--- Data ---
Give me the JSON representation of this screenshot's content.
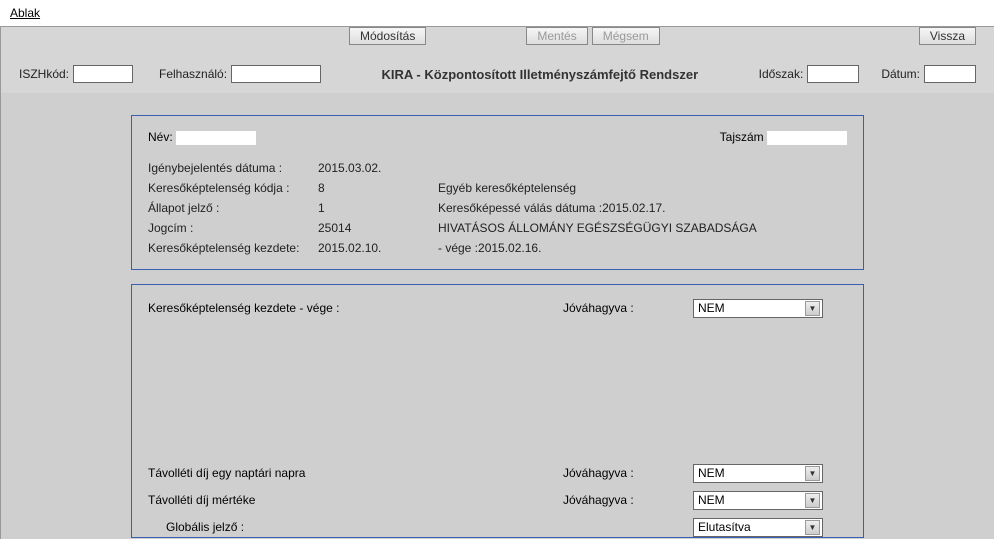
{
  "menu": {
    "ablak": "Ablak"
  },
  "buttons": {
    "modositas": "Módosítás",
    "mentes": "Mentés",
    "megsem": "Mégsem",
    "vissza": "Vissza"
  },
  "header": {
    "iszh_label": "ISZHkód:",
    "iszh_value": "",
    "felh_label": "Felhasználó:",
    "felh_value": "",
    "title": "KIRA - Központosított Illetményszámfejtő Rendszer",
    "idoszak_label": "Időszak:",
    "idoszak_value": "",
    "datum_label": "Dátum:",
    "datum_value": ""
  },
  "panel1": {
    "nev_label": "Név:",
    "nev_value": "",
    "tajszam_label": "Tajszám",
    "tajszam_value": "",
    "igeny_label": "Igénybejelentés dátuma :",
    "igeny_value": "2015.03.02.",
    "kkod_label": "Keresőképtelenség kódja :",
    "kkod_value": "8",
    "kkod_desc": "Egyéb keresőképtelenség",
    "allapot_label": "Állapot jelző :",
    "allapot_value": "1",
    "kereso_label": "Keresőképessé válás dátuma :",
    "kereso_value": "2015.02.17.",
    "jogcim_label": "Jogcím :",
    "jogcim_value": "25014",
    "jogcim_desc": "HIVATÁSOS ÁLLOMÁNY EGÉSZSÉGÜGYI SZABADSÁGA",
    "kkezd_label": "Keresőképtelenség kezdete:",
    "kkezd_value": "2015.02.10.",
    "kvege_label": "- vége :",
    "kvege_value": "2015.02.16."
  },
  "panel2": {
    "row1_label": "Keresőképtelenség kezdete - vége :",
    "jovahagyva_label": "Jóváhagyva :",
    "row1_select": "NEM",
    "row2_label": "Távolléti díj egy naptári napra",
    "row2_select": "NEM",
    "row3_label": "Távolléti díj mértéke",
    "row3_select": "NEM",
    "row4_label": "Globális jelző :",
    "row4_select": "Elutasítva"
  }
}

--- Exercise brief ---
Copy the records above exactly, leaving out every picture.

--- Solution ---
Give me the JSON representation of this screenshot's content.
{
  "menu": {
    "ablak": "Ablak"
  },
  "buttons": {
    "modositas": "Módosítás",
    "mentes": "Mentés",
    "megsem": "Mégsem",
    "vissza": "Vissza"
  },
  "header": {
    "iszh_label": "ISZHkód:",
    "iszh_value": "",
    "felh_label": "Felhasználó:",
    "felh_value": "",
    "title": "KIRA - Központosított Illetményszámfejtő Rendszer",
    "idoszak_label": "Időszak:",
    "idoszak_value": "",
    "datum_label": "Dátum:",
    "datum_value": ""
  },
  "panel1": {
    "nev_label": "Név:",
    "nev_value": "",
    "tajszam_label": "Tajszám",
    "tajszam_value": "",
    "igeny_label": "Igénybejelentés dátuma :",
    "igeny_value": "2015.03.02.",
    "kkod_label": "Keresőképtelenség kódja :",
    "kkod_value": "8",
    "kkod_desc": "Egyéb keresőképtelenség",
    "allapot_label": "Állapot jelző :",
    "allapot_value": "1",
    "kereso_label": "Keresőképessé válás dátuma :",
    "kereso_value": "2015.02.17.",
    "jogcim_label": "Jogcím :",
    "jogcim_value": "25014",
    "jogcim_desc": "HIVATÁSOS ÁLLOMÁNY EGÉSZSÉGÜGYI SZABADSÁGA",
    "kkezd_label": "Keresőképtelenség kezdete:",
    "kkezd_value": "2015.02.10.",
    "kvege_label": "- vége :",
    "kvege_value": "2015.02.16."
  },
  "panel2": {
    "row1_label": "Keresőképtelenség kezdete - vége :",
    "jovahagyva_label": "Jóváhagyva :",
    "row1_select": "NEM",
    "row2_label": "Távolléti díj egy naptári napra",
    "row2_select": "NEM",
    "row3_label": "Távolléti díj mértéke",
    "row3_select": "NEM",
    "row4_label": "Globális jelző :",
    "row4_select": "Elutasítva"
  }
}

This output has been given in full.